What is needed: Restate the listing below word for word, omitting any images.

Input for this task:

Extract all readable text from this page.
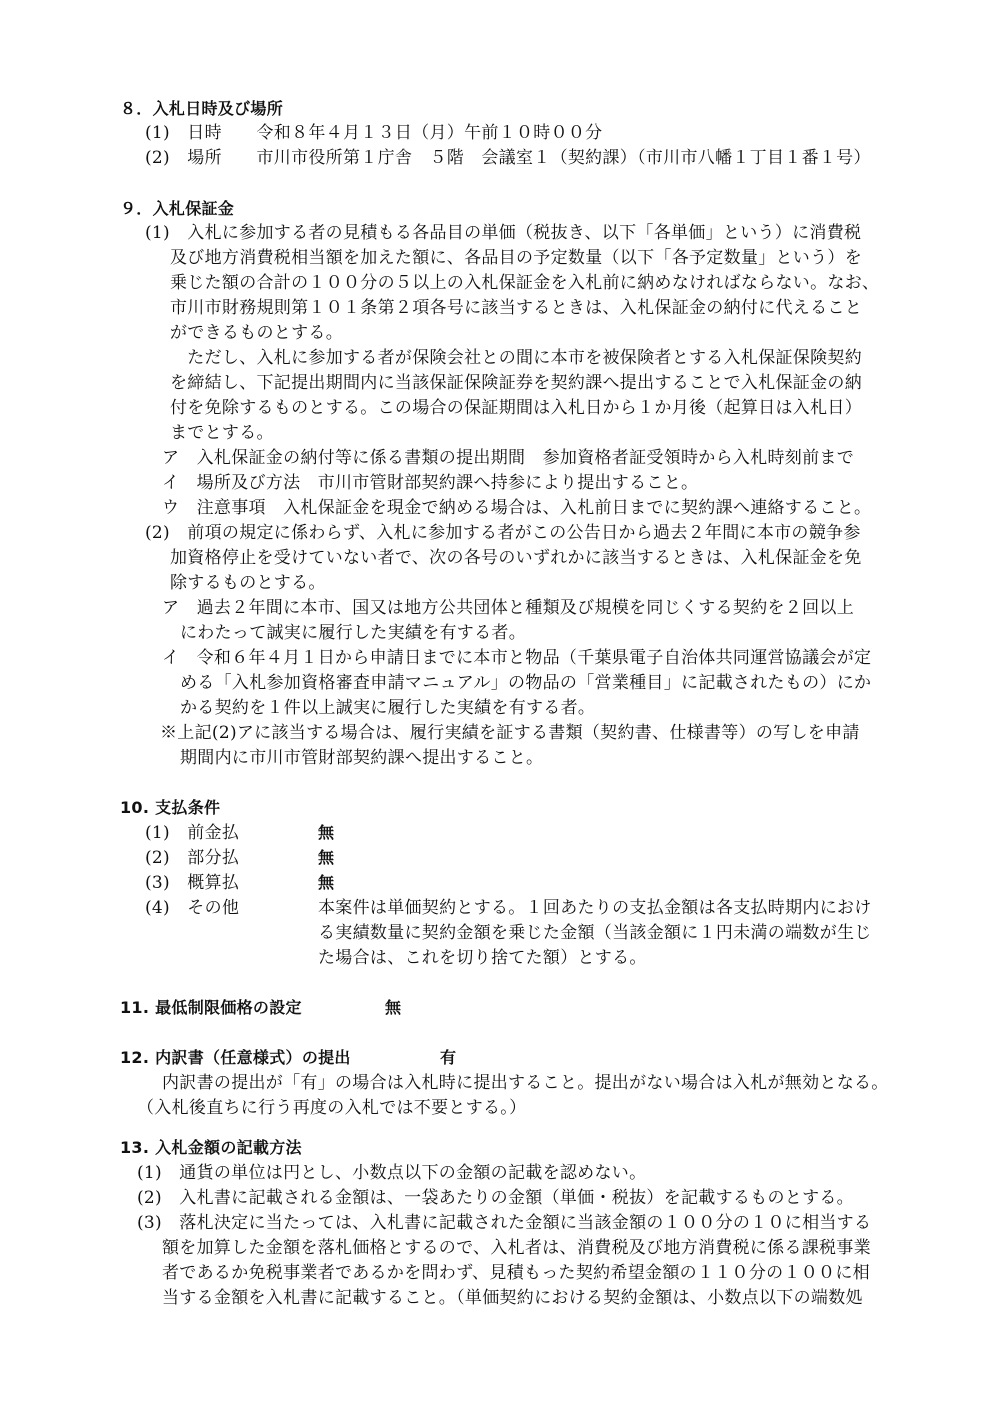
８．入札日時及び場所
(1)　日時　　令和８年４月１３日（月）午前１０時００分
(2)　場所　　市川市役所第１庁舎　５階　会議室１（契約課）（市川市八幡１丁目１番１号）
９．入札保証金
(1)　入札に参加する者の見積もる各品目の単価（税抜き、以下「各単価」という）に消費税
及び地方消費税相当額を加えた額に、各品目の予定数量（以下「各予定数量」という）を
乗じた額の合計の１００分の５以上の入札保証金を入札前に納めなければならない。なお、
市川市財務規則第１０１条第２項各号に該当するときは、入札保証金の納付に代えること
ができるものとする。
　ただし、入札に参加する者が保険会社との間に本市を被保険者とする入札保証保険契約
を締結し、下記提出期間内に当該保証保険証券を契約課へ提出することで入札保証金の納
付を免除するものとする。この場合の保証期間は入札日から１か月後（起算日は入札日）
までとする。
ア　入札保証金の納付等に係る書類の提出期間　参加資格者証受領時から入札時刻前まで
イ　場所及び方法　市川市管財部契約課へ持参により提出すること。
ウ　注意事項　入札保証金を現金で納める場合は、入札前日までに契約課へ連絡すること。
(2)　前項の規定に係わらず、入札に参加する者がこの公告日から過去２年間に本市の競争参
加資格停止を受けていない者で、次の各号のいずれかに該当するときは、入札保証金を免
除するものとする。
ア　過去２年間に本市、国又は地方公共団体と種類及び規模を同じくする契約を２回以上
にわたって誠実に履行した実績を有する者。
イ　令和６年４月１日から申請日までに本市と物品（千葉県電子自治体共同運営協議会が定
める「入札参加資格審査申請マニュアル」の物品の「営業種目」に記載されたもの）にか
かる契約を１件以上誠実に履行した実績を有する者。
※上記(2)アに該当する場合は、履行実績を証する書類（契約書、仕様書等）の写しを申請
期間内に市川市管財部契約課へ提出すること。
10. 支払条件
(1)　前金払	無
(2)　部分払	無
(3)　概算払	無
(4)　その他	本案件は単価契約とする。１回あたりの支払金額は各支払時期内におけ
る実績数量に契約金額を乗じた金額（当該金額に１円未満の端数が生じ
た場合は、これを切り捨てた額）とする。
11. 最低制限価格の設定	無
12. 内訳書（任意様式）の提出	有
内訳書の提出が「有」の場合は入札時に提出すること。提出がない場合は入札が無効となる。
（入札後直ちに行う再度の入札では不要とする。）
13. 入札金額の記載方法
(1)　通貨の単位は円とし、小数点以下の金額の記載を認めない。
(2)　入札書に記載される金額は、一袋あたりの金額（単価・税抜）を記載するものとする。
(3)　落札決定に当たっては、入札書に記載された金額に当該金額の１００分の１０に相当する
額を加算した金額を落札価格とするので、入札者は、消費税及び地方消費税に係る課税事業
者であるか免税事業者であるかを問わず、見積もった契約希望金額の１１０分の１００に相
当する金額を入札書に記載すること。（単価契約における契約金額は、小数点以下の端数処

Answer:
Extract all readable text from this page.
８．入札日時及び場所
(1)　日時　　令和８年４月１３日（月）午前１０時００分
(2)　場所　　市川市役所第１庁舎　５階　会議室１（契約課）（市川市八幡１丁目１番１号）
９．入札保証金
(1)　入札に参加する者の見積もる各品目の単価（税抜き、以下「各単価」という）に消費税
及び地方消費税相当額を加えた額に、各品目の予定数量（以下「各予定数量」という）を
乗じた額の合計の１００分の５以上の入札保証金を入札前に納めなければならない。なお、
市川市財務規則第１０１条第２項各号に該当するときは、入札保証金の納付に代えること
ができるものとする。
　ただし、入札に参加する者が保険会社との間に本市を被保険者とする入札保証保険契約
を締結し、下記提出期間内に当該保証保険証券を契約課へ提出することで入札保証金の納
付を免除するものとする。この場合の保証期間は入札日から１か月後（起算日は入札日）
までとする。
ア　入札保証金の納付等に係る書類の提出期間　参加資格者証受領時から入札時刻前まで
イ　場所及び方法　市川市管財部契約課へ持参により提出すること。
ウ　注意事項　入札保証金を現金で納める場合は、入札前日までに契約課へ連絡すること。
(2)　前項の規定に係わらず、入札に参加する者がこの公告日から過去２年間に本市の競争参
加資格停止を受けていない者で、次の各号のいずれかに該当するときは、入札保証金を免
除するものとする。
ア　過去２年間に本市、国又は地方公共団体と種類及び規模を同じくする契約を２回以上
にわたって誠実に履行した実績を有する者。
イ　令和６年４月１日から申請日までに本市と物品（千葉県電子自治体共同運営協議会が定
める「入札参加資格審査申請マニュアル」の物品の「営業種目」に記載されたもの）にか
かる契約を１件以上誠実に履行した実績を有する者。
※上記(2)アに該当する場合は、履行実績を証する書類（契約書、仕様書等）の写しを申請
期間内に市川市管財部契約課へ提出すること。
10. 支払条件
(1)　前金払	無
(2)　部分払	無
(3)　概算払	無
(4)　その他	本案件は単価契約とする。１回あたりの支払金額は各支払時期内におけ
る実績数量に契約金額を乗じた金額（当該金額に１円未満の端数が生じ
た場合は、これを切り捨てた額）とする。
11. 最低制限価格の設定	無
12. 内訳書（任意様式）の提出	有
内訳書の提出が「有」の場合は入札時に提出すること。提出がない場合は入札が無効となる。
（入札後直ちに行う再度の入札では不要とする。）
13. 入札金額の記載方法
(1)　通貨の単位は円とし、小数点以下の金額の記載を認めない。
(2)　入札書に記載される金額は、一袋あたりの金額（単価・税抜）を記載するものとする。
(3)　落札決定に当たっては、入札書に記載された金額に当該金額の１００分の１０に相当する
額を加算した金額を落札価格とするので、入札者は、消費税及び地方消費税に係る課税事業
者であるか免税事業者であるかを問わず、見積もった契約希望金額の１１０分の１００に相
当する金額を入札書に記載すること。（単価契約における契約金額は、小数点以下の端数処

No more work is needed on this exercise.